What needs to be done:
Take each line that has the word "header" and return it.

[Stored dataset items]
################

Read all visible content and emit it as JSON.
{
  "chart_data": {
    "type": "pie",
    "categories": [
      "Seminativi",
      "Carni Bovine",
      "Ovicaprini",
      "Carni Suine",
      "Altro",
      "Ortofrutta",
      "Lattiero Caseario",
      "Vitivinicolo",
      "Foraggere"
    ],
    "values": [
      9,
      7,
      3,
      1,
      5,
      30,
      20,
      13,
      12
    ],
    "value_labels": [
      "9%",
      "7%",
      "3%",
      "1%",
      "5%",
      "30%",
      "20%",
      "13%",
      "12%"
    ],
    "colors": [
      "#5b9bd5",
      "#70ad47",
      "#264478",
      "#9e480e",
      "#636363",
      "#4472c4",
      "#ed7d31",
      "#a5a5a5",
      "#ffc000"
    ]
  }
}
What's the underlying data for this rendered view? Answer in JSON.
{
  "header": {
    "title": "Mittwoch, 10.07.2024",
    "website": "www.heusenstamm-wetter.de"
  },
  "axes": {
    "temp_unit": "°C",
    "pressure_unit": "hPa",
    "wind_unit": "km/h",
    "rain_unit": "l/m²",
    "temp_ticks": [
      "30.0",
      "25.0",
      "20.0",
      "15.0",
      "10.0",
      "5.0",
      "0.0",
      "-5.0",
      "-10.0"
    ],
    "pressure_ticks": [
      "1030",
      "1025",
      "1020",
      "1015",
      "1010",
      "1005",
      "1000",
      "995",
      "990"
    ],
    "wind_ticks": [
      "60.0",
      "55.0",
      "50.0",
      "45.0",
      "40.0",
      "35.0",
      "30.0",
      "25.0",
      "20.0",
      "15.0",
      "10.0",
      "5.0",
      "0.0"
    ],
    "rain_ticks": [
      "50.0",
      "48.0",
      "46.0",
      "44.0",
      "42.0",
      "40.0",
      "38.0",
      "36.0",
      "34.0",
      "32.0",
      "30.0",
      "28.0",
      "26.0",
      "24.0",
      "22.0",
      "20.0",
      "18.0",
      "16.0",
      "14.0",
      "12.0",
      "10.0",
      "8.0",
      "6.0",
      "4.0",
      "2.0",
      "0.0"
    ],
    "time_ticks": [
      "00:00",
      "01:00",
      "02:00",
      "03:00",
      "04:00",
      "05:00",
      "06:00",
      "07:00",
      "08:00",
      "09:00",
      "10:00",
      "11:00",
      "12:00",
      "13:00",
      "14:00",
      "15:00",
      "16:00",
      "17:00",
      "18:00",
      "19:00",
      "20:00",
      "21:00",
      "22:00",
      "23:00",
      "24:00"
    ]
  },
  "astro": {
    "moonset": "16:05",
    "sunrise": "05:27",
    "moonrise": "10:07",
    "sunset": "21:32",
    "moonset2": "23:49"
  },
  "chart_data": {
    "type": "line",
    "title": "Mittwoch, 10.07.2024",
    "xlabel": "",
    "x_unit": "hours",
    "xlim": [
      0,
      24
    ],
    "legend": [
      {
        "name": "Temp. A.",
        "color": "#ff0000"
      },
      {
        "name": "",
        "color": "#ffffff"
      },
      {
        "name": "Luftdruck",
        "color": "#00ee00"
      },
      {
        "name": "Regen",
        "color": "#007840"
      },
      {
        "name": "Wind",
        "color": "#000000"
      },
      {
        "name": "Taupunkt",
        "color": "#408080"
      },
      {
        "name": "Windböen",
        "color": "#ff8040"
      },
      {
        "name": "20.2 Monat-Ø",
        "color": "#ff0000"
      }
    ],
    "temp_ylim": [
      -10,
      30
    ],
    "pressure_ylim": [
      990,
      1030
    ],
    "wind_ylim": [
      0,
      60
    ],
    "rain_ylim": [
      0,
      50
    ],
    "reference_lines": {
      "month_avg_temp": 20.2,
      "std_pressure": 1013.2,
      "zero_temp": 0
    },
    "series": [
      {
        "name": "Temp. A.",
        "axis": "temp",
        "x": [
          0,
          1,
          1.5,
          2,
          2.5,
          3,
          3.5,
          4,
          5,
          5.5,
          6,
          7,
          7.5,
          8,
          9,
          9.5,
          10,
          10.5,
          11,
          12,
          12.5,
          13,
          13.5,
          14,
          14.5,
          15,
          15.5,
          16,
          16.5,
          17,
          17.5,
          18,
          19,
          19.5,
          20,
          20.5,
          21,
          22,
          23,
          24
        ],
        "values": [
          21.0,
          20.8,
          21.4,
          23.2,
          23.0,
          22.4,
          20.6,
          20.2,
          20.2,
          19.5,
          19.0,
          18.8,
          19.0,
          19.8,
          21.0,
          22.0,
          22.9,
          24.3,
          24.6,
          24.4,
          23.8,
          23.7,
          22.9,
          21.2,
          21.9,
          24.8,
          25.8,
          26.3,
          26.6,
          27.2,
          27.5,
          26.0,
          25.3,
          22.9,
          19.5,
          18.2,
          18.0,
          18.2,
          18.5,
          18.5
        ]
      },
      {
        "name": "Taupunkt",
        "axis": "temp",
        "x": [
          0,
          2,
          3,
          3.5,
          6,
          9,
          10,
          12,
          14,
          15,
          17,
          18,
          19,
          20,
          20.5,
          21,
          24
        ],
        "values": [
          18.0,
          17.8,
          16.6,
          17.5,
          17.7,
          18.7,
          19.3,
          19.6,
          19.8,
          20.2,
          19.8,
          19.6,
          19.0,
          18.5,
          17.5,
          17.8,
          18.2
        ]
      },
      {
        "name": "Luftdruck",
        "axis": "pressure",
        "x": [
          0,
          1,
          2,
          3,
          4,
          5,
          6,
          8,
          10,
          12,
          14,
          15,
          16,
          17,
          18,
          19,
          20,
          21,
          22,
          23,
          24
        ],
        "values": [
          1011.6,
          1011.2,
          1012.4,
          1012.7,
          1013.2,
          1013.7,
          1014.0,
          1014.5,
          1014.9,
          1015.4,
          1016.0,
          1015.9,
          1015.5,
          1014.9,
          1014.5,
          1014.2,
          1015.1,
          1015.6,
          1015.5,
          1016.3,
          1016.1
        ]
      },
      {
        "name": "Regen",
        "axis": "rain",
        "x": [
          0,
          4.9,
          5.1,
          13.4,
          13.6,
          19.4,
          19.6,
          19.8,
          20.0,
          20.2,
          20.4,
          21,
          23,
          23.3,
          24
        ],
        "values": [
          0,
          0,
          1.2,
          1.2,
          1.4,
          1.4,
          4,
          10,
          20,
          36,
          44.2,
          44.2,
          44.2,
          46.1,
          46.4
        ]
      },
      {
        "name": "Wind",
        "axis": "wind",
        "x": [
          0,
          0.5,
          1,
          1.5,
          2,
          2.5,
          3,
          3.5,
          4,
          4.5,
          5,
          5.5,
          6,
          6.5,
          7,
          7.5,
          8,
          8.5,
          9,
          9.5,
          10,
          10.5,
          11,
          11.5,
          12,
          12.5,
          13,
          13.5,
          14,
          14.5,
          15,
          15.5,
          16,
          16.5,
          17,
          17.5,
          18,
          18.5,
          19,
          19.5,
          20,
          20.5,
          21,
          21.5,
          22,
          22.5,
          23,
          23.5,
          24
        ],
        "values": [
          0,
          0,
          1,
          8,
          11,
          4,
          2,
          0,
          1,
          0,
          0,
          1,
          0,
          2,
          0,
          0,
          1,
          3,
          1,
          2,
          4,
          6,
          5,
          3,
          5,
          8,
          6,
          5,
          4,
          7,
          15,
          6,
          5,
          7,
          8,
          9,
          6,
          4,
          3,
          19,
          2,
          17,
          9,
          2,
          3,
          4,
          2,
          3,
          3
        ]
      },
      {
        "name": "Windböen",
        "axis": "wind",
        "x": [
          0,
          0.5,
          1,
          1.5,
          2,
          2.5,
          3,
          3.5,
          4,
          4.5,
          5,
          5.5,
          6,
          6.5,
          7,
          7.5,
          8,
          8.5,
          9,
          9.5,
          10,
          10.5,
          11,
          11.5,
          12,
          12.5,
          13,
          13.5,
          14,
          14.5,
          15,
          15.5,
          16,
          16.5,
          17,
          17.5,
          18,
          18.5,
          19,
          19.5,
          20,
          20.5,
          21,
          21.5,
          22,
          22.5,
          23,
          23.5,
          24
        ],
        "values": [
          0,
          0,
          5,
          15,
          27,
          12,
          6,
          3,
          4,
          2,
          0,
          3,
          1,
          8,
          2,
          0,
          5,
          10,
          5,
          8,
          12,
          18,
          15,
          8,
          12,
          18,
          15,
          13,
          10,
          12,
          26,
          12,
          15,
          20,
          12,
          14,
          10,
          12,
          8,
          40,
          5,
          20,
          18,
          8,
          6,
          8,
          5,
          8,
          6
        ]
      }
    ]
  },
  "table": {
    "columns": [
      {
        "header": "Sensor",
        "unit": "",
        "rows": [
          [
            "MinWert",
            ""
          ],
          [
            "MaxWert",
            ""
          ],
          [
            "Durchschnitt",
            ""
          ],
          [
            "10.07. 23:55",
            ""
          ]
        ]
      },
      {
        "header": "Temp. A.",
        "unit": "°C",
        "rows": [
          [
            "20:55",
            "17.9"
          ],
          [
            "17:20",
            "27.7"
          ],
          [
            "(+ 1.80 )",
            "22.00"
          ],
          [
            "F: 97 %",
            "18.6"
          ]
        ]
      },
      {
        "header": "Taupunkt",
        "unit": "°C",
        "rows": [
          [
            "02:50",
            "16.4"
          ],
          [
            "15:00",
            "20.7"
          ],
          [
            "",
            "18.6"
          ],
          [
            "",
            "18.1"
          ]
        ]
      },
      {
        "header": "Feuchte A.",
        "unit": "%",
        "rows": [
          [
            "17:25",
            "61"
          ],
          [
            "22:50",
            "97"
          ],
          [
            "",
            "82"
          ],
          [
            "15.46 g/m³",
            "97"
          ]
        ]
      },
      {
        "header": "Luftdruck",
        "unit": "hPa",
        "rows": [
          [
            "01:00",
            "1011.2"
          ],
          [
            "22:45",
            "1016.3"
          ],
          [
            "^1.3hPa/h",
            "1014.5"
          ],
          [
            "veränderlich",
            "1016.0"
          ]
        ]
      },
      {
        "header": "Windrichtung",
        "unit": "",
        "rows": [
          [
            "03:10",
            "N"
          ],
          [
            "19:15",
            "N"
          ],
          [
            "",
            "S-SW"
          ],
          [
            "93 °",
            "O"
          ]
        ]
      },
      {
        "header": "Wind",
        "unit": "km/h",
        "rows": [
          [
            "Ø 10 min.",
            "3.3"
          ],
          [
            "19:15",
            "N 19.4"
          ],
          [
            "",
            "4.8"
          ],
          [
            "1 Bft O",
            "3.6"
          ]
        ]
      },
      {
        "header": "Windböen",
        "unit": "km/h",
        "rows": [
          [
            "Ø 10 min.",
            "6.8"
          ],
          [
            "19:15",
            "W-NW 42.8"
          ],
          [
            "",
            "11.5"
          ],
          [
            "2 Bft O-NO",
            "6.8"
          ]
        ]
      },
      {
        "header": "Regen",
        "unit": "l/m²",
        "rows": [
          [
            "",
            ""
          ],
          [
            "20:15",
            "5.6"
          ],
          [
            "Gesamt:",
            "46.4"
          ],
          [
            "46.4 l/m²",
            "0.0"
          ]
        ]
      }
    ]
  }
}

################

Answer for this exercise:
  "header": {
        "header": "Sensor",
        "header": "Temp. A.",
        "header": "Taupunkt",
        "header": "Feuchte A.",
        "header": "Luftdruck",
        "header": "Windrichtung",
        "header": "Wind",
        "header": "Windböen",
        "header": "Regen",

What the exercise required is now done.